## start Data to process

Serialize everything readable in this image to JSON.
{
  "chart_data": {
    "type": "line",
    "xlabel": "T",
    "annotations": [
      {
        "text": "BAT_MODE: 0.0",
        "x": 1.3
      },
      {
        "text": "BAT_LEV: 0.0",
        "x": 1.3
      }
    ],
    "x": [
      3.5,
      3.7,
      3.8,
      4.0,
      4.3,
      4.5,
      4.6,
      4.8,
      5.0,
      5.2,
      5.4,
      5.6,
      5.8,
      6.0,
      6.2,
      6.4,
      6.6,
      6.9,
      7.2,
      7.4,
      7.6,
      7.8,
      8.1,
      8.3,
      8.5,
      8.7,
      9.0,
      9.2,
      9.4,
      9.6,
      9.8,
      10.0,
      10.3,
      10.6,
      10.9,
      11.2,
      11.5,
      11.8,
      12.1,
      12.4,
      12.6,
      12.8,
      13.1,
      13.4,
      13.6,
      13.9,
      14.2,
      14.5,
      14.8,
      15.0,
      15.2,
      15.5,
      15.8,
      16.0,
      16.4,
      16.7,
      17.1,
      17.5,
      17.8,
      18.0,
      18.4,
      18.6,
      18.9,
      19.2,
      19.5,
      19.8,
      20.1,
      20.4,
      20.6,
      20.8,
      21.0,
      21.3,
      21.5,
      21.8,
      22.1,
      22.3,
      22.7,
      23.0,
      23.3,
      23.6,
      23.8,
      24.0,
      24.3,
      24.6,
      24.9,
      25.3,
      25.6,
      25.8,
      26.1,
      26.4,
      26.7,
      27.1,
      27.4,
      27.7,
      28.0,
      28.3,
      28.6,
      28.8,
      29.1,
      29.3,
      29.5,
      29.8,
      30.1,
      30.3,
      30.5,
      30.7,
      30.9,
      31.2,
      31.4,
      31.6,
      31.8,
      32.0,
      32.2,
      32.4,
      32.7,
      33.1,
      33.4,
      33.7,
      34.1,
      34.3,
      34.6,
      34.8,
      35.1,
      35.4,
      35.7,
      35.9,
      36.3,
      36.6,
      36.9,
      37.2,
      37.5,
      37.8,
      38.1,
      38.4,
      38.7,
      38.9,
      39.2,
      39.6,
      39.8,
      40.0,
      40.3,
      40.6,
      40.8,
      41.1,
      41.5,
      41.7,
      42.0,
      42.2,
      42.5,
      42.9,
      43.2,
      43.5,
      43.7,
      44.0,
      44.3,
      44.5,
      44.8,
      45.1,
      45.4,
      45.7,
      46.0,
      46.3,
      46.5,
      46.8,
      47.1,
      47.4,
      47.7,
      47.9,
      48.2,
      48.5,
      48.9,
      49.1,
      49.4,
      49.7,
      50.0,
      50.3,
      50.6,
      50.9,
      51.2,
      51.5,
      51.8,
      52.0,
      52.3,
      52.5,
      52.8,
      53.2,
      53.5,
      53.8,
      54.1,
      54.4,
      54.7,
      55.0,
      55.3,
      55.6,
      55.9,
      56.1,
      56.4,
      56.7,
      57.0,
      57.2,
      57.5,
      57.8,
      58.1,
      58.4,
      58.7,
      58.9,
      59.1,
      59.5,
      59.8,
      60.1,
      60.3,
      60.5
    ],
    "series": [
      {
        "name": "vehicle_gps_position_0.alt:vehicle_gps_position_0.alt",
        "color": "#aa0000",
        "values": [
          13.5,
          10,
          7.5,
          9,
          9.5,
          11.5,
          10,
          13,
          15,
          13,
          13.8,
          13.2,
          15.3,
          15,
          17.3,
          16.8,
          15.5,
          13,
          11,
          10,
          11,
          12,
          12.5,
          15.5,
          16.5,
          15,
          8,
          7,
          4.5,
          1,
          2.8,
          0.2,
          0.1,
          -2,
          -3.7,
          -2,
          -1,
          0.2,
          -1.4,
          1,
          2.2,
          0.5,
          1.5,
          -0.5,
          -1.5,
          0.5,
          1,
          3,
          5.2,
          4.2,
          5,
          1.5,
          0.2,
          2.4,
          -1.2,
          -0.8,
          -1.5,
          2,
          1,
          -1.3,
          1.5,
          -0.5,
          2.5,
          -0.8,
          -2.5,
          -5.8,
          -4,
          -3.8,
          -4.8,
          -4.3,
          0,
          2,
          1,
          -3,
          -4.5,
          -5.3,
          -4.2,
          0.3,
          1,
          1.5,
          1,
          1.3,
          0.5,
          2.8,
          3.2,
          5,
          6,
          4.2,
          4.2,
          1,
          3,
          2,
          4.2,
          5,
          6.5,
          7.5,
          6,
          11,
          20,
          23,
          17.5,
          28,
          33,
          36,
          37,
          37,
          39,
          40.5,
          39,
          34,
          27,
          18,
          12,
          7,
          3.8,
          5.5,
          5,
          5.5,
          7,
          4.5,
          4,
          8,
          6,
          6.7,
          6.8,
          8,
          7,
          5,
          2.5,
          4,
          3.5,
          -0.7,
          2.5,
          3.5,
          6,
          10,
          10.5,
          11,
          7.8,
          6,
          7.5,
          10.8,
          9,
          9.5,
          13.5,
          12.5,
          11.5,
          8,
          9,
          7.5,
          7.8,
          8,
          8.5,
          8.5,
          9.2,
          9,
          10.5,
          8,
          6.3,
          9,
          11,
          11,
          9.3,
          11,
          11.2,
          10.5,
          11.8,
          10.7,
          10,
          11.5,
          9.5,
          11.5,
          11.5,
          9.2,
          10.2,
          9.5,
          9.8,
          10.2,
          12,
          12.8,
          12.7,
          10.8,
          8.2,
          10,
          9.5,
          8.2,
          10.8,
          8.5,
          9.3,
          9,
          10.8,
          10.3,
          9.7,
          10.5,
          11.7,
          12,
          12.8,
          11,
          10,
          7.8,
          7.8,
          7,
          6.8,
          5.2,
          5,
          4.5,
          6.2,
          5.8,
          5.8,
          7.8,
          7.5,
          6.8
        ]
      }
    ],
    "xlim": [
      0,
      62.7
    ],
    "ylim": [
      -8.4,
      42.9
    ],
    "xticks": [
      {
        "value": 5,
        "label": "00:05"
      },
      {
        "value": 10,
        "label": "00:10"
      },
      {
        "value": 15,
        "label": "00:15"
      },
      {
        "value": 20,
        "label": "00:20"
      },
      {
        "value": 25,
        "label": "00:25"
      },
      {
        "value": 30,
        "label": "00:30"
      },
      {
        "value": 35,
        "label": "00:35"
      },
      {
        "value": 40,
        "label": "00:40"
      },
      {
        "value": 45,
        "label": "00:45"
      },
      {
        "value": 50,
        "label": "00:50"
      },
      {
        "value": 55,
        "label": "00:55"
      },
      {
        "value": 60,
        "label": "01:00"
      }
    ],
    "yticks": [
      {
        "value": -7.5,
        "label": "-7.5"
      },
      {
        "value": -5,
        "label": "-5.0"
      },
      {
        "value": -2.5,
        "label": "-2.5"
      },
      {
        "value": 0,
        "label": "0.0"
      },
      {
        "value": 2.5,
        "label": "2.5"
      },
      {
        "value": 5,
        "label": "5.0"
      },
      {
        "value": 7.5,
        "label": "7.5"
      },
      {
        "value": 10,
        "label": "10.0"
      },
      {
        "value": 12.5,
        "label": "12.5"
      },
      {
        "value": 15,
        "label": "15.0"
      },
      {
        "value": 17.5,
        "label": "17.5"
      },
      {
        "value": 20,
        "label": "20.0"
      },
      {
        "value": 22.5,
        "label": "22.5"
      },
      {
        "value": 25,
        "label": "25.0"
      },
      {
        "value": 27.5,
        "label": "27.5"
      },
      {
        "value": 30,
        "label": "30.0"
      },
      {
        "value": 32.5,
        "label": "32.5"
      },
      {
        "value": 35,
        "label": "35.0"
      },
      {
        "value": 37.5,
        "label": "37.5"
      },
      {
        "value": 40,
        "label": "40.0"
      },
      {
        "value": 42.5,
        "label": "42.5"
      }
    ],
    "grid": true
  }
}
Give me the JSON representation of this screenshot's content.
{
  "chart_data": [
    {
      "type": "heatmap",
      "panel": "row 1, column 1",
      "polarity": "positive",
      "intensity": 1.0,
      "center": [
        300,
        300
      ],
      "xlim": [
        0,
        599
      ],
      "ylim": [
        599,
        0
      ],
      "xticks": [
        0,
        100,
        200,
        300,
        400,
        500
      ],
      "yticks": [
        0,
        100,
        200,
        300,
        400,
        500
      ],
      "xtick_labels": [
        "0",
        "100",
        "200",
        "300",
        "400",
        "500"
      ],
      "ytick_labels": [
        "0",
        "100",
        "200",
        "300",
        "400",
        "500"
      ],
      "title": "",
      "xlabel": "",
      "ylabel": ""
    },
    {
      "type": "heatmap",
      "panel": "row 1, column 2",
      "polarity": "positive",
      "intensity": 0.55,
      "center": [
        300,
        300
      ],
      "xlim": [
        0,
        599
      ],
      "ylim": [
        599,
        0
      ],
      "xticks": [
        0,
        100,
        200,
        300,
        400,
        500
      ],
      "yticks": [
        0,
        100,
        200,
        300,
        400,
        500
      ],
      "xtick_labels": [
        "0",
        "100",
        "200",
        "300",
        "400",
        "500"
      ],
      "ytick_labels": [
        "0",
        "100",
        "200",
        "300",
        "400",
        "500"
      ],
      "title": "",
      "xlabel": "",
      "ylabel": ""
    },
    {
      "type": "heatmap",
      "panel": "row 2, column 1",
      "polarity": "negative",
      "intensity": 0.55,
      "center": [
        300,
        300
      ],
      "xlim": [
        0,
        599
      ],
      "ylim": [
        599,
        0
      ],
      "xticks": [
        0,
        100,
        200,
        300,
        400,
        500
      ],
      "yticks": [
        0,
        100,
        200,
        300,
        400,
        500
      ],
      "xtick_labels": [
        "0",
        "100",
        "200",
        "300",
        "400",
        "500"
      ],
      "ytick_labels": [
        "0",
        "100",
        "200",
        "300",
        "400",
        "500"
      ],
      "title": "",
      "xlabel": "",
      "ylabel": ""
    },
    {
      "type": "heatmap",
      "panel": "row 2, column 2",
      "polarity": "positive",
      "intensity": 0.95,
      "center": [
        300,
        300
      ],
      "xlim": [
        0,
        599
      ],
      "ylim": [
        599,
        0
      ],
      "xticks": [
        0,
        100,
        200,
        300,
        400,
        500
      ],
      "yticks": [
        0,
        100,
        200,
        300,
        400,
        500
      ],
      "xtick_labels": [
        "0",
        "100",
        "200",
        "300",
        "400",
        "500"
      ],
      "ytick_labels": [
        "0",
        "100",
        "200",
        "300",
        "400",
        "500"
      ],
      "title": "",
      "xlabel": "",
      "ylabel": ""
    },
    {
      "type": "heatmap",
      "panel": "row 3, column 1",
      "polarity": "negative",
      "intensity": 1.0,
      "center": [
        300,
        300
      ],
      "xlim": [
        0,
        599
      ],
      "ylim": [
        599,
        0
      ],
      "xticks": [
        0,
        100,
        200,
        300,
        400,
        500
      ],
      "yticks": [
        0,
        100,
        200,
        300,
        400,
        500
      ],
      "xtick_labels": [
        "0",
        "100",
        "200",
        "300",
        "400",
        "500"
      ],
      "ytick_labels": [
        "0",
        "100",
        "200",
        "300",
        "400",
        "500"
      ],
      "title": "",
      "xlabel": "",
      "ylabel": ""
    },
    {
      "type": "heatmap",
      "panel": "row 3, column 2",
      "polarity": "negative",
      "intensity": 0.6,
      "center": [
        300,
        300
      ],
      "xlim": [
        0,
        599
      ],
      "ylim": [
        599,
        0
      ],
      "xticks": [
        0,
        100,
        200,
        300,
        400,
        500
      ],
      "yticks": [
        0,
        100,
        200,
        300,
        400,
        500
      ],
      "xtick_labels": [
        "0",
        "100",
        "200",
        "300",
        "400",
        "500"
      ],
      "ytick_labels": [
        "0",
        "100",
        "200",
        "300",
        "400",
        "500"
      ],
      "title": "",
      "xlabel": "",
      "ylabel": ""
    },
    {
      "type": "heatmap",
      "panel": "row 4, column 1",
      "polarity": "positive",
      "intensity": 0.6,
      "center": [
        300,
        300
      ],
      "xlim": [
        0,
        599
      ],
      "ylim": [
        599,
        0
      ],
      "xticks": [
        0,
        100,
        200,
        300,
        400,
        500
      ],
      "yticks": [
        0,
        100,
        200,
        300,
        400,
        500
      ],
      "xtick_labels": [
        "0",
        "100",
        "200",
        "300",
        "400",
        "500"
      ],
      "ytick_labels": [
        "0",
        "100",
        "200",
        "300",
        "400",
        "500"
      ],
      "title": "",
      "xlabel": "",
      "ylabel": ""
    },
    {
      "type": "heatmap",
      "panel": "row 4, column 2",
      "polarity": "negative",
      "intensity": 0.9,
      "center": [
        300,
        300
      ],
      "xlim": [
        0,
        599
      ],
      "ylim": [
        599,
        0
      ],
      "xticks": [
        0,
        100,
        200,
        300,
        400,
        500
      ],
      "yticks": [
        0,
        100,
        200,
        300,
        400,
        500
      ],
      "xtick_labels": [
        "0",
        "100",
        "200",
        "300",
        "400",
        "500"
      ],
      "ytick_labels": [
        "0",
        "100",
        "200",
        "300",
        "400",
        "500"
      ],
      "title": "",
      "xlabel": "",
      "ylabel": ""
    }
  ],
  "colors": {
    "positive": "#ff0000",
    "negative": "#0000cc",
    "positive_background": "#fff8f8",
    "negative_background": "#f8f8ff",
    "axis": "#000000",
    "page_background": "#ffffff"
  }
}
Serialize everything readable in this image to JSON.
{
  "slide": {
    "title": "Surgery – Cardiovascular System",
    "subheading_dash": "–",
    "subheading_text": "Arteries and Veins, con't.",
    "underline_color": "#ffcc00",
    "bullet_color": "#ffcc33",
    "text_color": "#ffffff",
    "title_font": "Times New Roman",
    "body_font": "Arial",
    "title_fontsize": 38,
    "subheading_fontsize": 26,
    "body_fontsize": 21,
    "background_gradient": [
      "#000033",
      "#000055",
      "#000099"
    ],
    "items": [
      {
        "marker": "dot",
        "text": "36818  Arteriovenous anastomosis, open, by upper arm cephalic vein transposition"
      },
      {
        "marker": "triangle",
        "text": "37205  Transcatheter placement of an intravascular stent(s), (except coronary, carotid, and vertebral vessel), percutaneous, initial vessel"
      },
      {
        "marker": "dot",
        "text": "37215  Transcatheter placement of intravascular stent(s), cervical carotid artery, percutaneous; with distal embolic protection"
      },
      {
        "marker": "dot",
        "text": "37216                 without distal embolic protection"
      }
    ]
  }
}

## end Data to process

» **What to work on**:
Read through the data and copy every line where "panel" shows up.

» **Correct result**:
      "panel": "row 1, column 1",
      "panel": "row 1, column 2",
      "panel": "row 2, column 1",
      "panel": "row 2, column 2",
      "panel": "row 3, column 1",
      "panel": "row 3, column 2",
      "panel": "row 4, column 1",
      "panel": "row 4, column 2",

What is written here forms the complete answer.